(A block of data)
____________
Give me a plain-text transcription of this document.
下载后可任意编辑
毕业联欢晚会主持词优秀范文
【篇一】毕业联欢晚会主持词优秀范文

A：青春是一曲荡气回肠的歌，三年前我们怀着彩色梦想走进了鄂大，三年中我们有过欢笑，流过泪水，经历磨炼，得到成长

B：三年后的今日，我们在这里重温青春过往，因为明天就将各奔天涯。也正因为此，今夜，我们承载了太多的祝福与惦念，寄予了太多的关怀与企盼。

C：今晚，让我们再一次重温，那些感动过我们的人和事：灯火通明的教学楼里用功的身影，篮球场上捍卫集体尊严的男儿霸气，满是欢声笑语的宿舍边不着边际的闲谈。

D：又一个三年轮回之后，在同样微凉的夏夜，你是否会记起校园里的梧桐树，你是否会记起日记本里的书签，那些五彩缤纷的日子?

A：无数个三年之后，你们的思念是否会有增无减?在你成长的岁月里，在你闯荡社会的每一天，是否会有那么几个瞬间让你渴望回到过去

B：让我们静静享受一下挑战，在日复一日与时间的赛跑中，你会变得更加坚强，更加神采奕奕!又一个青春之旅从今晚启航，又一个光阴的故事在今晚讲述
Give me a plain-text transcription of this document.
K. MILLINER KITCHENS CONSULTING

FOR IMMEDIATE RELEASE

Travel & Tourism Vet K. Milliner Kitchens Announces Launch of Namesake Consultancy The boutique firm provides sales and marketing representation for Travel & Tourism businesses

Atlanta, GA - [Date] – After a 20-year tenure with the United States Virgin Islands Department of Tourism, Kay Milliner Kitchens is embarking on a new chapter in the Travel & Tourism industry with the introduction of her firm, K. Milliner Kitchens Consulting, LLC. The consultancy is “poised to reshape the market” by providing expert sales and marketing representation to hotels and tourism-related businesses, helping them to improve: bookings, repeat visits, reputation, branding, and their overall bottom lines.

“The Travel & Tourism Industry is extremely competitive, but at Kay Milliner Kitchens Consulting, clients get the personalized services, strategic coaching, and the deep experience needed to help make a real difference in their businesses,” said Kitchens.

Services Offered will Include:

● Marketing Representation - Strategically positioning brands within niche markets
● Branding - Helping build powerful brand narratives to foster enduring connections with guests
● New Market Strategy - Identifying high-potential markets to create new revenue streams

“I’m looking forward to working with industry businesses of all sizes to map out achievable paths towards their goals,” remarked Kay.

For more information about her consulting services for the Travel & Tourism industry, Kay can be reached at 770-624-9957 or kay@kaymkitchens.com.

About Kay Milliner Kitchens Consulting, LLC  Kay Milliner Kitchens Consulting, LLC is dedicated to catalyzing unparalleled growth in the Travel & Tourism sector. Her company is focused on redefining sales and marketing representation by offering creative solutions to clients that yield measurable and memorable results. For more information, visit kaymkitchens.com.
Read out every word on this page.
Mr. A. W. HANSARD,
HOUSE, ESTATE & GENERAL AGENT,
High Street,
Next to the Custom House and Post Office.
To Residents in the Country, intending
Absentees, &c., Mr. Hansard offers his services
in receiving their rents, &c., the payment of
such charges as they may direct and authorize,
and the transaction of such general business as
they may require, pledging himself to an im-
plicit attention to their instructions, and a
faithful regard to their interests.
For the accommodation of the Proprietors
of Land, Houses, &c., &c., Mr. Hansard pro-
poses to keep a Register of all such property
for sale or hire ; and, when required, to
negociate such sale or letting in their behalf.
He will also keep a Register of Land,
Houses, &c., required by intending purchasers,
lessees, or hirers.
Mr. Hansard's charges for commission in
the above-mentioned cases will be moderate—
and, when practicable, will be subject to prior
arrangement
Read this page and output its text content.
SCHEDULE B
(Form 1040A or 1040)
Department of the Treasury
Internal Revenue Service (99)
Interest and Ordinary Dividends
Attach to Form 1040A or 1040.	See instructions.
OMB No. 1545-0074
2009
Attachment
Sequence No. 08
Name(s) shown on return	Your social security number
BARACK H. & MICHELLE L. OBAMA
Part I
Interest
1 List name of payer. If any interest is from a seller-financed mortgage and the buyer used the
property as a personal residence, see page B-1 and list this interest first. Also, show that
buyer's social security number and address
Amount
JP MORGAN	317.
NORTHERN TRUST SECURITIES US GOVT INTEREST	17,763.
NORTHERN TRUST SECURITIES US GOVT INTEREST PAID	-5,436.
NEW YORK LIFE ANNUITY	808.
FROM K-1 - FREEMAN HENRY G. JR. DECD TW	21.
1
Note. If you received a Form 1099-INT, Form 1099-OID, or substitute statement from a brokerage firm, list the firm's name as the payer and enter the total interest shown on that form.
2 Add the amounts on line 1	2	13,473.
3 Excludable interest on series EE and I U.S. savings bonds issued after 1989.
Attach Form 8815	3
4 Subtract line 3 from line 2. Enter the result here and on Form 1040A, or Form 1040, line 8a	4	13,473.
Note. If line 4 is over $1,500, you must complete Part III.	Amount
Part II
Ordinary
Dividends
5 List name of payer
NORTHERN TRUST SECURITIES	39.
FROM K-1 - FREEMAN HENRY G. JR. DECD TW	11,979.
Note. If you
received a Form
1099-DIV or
____________
**Description of the task**
Recopy the entries above in their entirety, exactly.

**Final answer**
Give me a plain-text transcription of this document.
下载后可任意编辑
毕业联欢晚会主持词优秀范文
【篇一】毕业联欢晚会主持词优秀范文

A：青春是一曲荡气回肠的歌，三年前我们怀着彩色梦想走进了鄂大，三年中我们有过欢笑，流过泪水，经历磨炼，得到成长

B：三年后的今日，我们在这里重温青春过往，因为明天就将各奔天涯。也正因为此，今夜，我们承载了太多的祝福与惦念，寄予了太多的关怀与企盼。

C：今晚，让我们再一次重温，那些感动过我们的人和事：灯火通明的教学楼里用功的身影，篮球场上捍卫集体尊严的男儿霸气，满是欢声笑语的宿舍边不着边际的闲谈。

D：又一个三年轮回之后，在同样微凉的夏夜，你是否会记起校园里的梧桐树，你是否会记起日记本里的书签，那些五彩缤纷的日子?

A：无数个三年之后，你们的思念是否会有增无减?在你成长的岁月里，在你闯荡社会的每一天，是否会有那么几个瞬间让你渴望回到过去

B：让我们静静享受一下挑战，在日复一日与时间的赛跑中，你会变得更加坚强，更加神采奕奕!又一个青春之旅从今晚启航，又一个光阴的故事在今晚讲述
Give me a plain-text transcription of this document.
K. MILLINER KITCHENS CONSULTING

FOR IMMEDIATE RELEASE

Travel & Tourism Vet K. Milliner Kitchens Announces Launch of Namesake Consultancy The boutique firm provides sales and marketing representation for Travel & Tourism businesses

Atlanta, GA - [Date] – After a 20-year tenure with the United States Virgin Islands Department of Tourism, Kay Milliner Kitchens is embarking on a new chapter in the Travel & Tourism industry with the introduction of her firm, K. Milliner Kitchens Consulting, LLC. The consultancy is “poised to reshape the market” by providing expert sales and marketing representation to hotels and tourism-related businesses, helping them to improve: bookings, repeat visits, reputation, branding, and their overall bottom lines.

“The Travel & Tourism Industry is extremely competitive, but at Kay Milliner Kitchens Consulting, clients get the personalized services, strategic coaching, and the deep experience needed to help make a real difference in their businesses,” said Kitchens.

Services Offered will Include:

● Marketing Representation - Strategically positioning brands within niche markets
● Branding - Helping build powerful brand narratives to foster enduring connections with guests
● New Market Strategy - Identifying high-potential markets to create new revenue streams

“I’m looking forward to working with industry businesses of all sizes to map out achievable paths towards their goals,” remarked Kay.

For more information about her consulting services for the Travel & Tourism industry, Kay can be reached at 770-624-9957 or kay@kaymkitchens.com.

About Kay Milliner Kitchens Consulting, LLC  Kay Milliner Kitchens Consulting, LLC is dedicated to catalyzing unparalleled growth in the Travel & Tourism sector. Her company is focused on redefining sales and marketing representation by offering creative solutions to clients that yield measurable and memorable results. For more information, visit kaymkitchens.com.
Read out every word on this page.
Mr. A. W. HANSARD,
HOUSE, ESTATE & GENERAL AGENT,
High Street,
Next to the Custom House and Post Office.
To Residents in the Country, intending
Absentees, &c., Mr. Hansard offers his services
in receiving their rents, &c., the payment of
such charges as they may direct and authorize,
and the transaction of such general business as
they may require, pledging himself to an im-
plicit attention to their instructions, and a
faithful regard to their interests.
For the accommodation of the Proprietors
of Land, Houses, &c., &c., Mr. Hansard pro-
poses to keep a Register of all such property
for sale or hire ; and, when required, to
negociate such sale or letting in their behalf.
He will also keep a Register of Land,
Houses, &c., required by intending purchasers,
lessees, or hirers.
Mr. Hansard's charges for commission in
the above-mentioned cases will be moderate—
and, when practicable, will be subject to prior
arrangement
Read this page and output its text content.
SCHEDULE B
(Form 1040A or 1040)
Department of the Treasury
Internal Revenue Service (99)
Interest and Ordinary Dividends
Attach to Form 1040A or 1040.	See instructions.
OMB No. 1545-0074
2009
Attachment
Sequence No. 08
Name(s) shown on return	Your social security number
BARACK H. & MICHELLE L. OBAMA
Part I
Interest
1 List name of payer. If any interest is from a seller-financed mortgage and the buyer used the
property as a personal residence, see page B-1 and list this interest first. Also, show that
buyer's social security number and address
Amount
JP MORGAN	317.
NORTHERN TRUST SECURITIES US GOVT INTEREST	17,763.
NORTHERN TRUST SECURITIES US GOVT INTEREST PAID	-5,436.
NEW YORK LIFE ANNUITY	808.
FROM K-1 - FREEMAN HENRY G. JR. DECD TW	21.
1
Note. If you received a Form 1099-INT, Form 1099-OID, or substitute statement from a brokerage firm, list the firm's name as the payer and enter the total interest shown on that form.
2 Add the amounts on line 1	2	13,473.
3 Excludable interest on series EE and I U.S. savings bonds issued after 1989.
Attach Form 8815	3
4 Subtract line 3 from line 2. Enter the result here and on Form 1040A, or Form 1040, line 8a	4	13,473.
Note. If line 4 is over $1,500, you must complete Part III.	Amount
Part II
Ordinary
Dividends
5 List name of payer
NORTHERN TRUST SECURITIES	39.
FROM K-1 - FREEMAN HENRY G. JR. DECD TW	11,979.
Note. If you
received a Form
1099-DIV or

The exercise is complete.